▶ _EXERCISE_: Could you extract every entry below and reproduce it exactly?
>> Start ITEMS
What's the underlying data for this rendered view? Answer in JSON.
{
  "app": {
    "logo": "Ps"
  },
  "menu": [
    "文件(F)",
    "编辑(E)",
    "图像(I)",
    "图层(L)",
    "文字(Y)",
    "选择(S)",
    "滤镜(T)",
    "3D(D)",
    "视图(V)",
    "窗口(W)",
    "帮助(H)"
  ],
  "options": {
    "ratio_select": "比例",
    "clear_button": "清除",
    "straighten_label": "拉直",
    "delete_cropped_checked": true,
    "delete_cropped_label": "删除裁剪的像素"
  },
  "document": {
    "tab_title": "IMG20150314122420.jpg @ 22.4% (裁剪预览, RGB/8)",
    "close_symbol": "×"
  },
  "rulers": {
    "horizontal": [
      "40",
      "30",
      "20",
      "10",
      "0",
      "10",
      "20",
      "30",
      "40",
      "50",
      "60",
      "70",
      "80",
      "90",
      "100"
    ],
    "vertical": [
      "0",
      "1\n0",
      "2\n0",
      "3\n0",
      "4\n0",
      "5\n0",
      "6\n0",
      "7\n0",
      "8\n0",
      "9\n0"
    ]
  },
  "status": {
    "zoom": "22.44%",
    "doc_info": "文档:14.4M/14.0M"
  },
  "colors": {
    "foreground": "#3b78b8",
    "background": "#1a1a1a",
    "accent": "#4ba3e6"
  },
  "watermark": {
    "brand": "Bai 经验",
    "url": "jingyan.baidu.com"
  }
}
>> End ITEMS
▶ _CORRECT RESULT_:
What's the underlying data for this rendered view? Answer in JSON.
{
  "app": {
    "logo": "Ps"
  },
  "menu": [
    "文件(F)",
    "编辑(E)",
    "图像(I)",
    "图层(L)",
    "文字(Y)",
    "选择(S)",
    "滤镜(T)",
    "3D(D)",
    "视图(V)",
    "窗口(W)",
    "帮助(H)"
  ],
  "options": {
    "ratio_select": "比例",
    "clear_button": "清除",
    "straighten_label": "拉直",
    "delete_cropped_checked": true,
    "delete_cropped_label": "删除裁剪的像素"
  },
  "document": {
    "tab_title": "IMG20150314122420.jpg @ 22.4% (裁剪预览, RGB/8)",
    "close_symbol": "×"
  },
  "rulers": {
    "horizontal": [
      "40",
      "30",
      "20",
      "10",
      "0",
      "10",
      "20",
      "30",
      "40",
      "50",
      "60",
      "70",
      "80",
      "90",
      "100"
    ],
    "vertical": [
      "0",
      "1\n0",
      "2\n0",
      "3\n0",
      "4\n0",
      "5\n0",
      "6\n0",
      "7\n0",
      "8\n0",
      "9\n0"
    ]
  },
  "status": {
    "zoom": "22.44%",
    "doc_info": "文档:14.4M/14.0M"
  },
  "colors": {
    "foreground": "#3b78b8",
    "background": "#1a1a1a",
    "accent": "#4ba3e6"
  },
  "watermark": {
    "brand": "Bai 经验",
    "url": "jingyan.baidu.com"
  }
}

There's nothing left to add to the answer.